## DATA TO PROCESS

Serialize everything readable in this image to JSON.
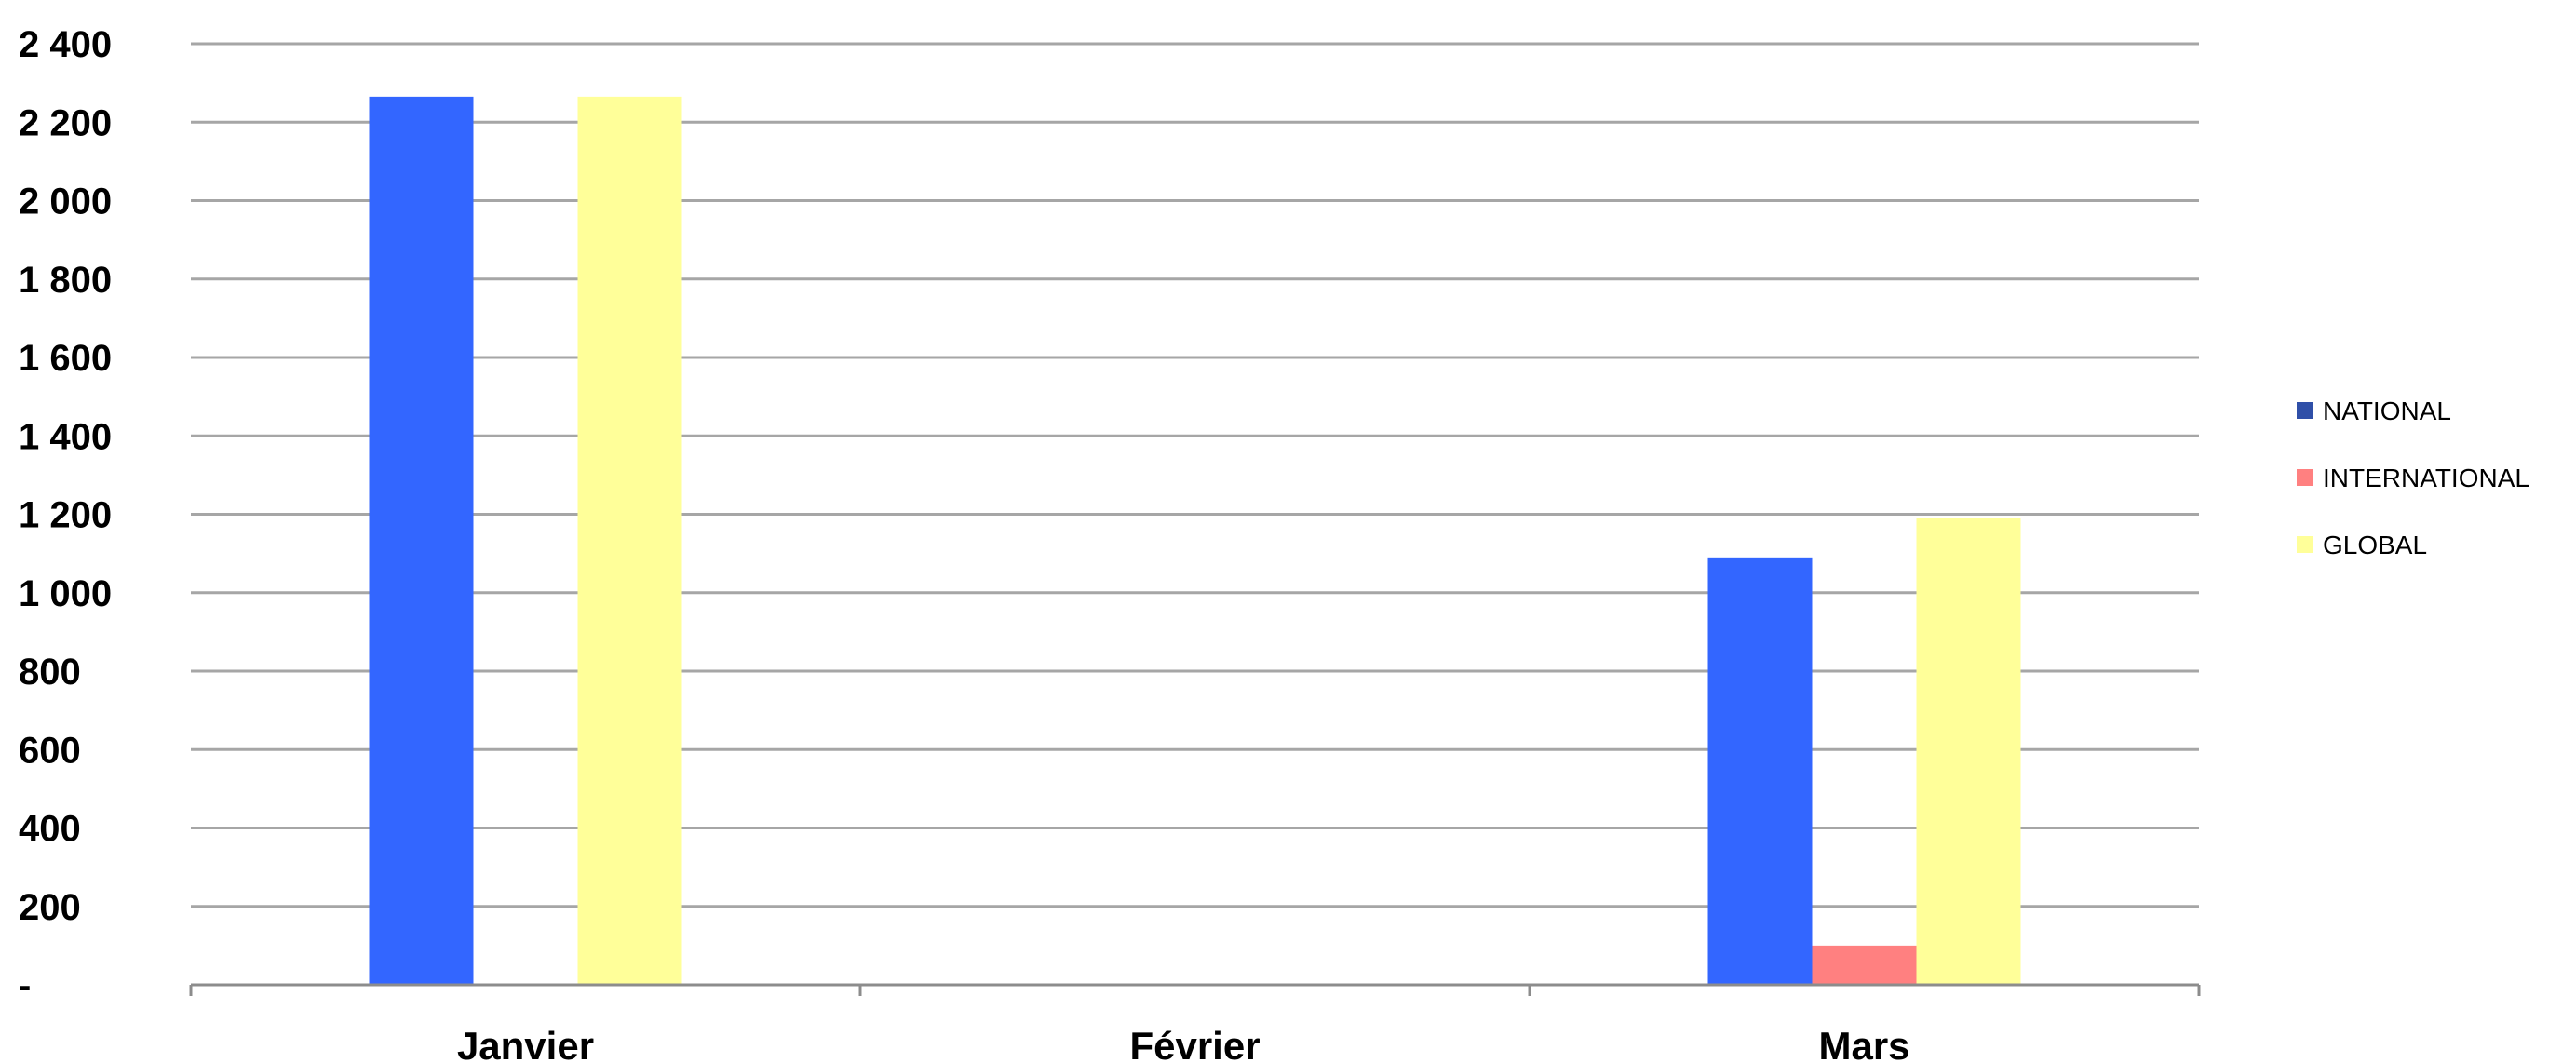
{
  "chart_data": {
    "type": "bar",
    "title": "",
    "xlabel": "",
    "ylabel": "",
    "categories": [
      "Janvier",
      "Février",
      "Mars"
    ],
    "series": [
      {
        "name": "NATIONAL",
        "color": "#3366ff",
        "legend_color": "#2f4fa8",
        "values": [
          2265,
          0,
          1090
        ]
      },
      {
        "name": "INTERNATIONAL",
        "color": "#ff8080",
        "legend_color": "#ff8080",
        "values": [
          0,
          0,
          100
        ]
      },
      {
        "name": "GLOBAL",
        "color": "#ffff99",
        "legend_color": "#ffff99",
        "values": [
          2265,
          0,
          1190
        ]
      }
    ],
    "ylim": [
      0,
      2400
    ],
    "yticks": [
      {
        "value": 0,
        "label": "-"
      },
      {
        "value": 200,
        "label": "200"
      },
      {
        "value": 400,
        "label": "400"
      },
      {
        "value": 600,
        "label": "600"
      },
      {
        "value": 800,
        "label": "800"
      },
      {
        "value": 1000,
        "label": "1 000"
      },
      {
        "value": 1200,
        "label": "1 200"
      },
      {
        "value": 1400,
        "label": "1 400"
      },
      {
        "value": 1600,
        "label": "1 600"
      },
      {
        "value": 1800,
        "label": "1 800"
      },
      {
        "value": 2000,
        "label": "2 000"
      },
      {
        "value": 2200,
        "label": "2 200"
      },
      {
        "value": 2400,
        "label": "2 400"
      }
    ],
    "grid": true,
    "gridline_color": "#a6a6a6",
    "legend_position": "right"
  }
}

## EXERCISE DIRECTIONS
Gather up every line from the listing above in which the word "name" occurs.

## EXERCISE RESPONSE
        "name": "NATIONAL",
        "name": "INTERNATIONAL",
        "name": "GLOBAL",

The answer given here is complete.